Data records
= = = = = = =

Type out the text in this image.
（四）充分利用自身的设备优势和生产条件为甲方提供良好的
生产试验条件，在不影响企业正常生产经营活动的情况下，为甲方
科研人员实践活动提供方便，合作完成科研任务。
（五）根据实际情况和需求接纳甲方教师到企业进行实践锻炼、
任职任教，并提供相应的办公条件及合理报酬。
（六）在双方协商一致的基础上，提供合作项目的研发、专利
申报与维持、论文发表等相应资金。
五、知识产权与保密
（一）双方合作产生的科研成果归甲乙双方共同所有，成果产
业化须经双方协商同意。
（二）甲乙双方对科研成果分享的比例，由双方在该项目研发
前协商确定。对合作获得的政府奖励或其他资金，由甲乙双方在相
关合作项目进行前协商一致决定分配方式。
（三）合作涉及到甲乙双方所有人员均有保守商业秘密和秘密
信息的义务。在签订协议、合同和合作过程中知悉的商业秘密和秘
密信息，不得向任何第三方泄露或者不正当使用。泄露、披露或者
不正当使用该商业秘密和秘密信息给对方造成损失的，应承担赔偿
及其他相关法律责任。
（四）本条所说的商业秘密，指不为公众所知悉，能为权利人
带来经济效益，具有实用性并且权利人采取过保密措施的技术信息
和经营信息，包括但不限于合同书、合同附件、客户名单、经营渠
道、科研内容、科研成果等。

= = = = = = =

- Your objective -
All entries shown above should be printed again exactly.

- Result -
Type out the text in this image.
（四）充分利用自身的设备优势和生产条件为甲方提供良好的
生产试验条件，在不影响企业正常生产经营活动的情况下，为甲方
科研人员实践活动提供方便，合作完成科研任务。
（五）根据实际情况和需求接纳甲方教师到企业进行实践锻炼、
任职任教，并提供相应的办公条件及合理报酬。
（六）在双方协商一致的基础上，提供合作项目的研发、专利
申报与维持、论文发表等相应资金。
五、知识产权与保密
（一）双方合作产生的科研成果归甲乙双方共同所有，成果产
业化须经双方协商同意。
（二）甲乙双方对科研成果分享的比例，由双方在该项目研发
前协商确定。对合作获得的政府奖励或其他资金，由甲乙双方在相
关合作项目进行前协商一致决定分配方式。
（三）合作涉及到甲乙双方所有人员均有保守商业秘密和秘密
信息的义务。在签订协议、合同和合作过程中知悉的商业秘密和秘
密信息，不得向任何第三方泄露或者不正当使用。泄露、披露或者
不正当使用该商业秘密和秘密信息给对方造成损失的，应承担赔偿
及其他相关法律责任。
（四）本条所说的商业秘密，指不为公众所知悉，能为权利人
带来经济效益，具有实用性并且权利人采取过保密措施的技术信息
和经营信息，包括但不限于合同书、合同附件、客户名单、经营渠
道、科研内容、科研成果等。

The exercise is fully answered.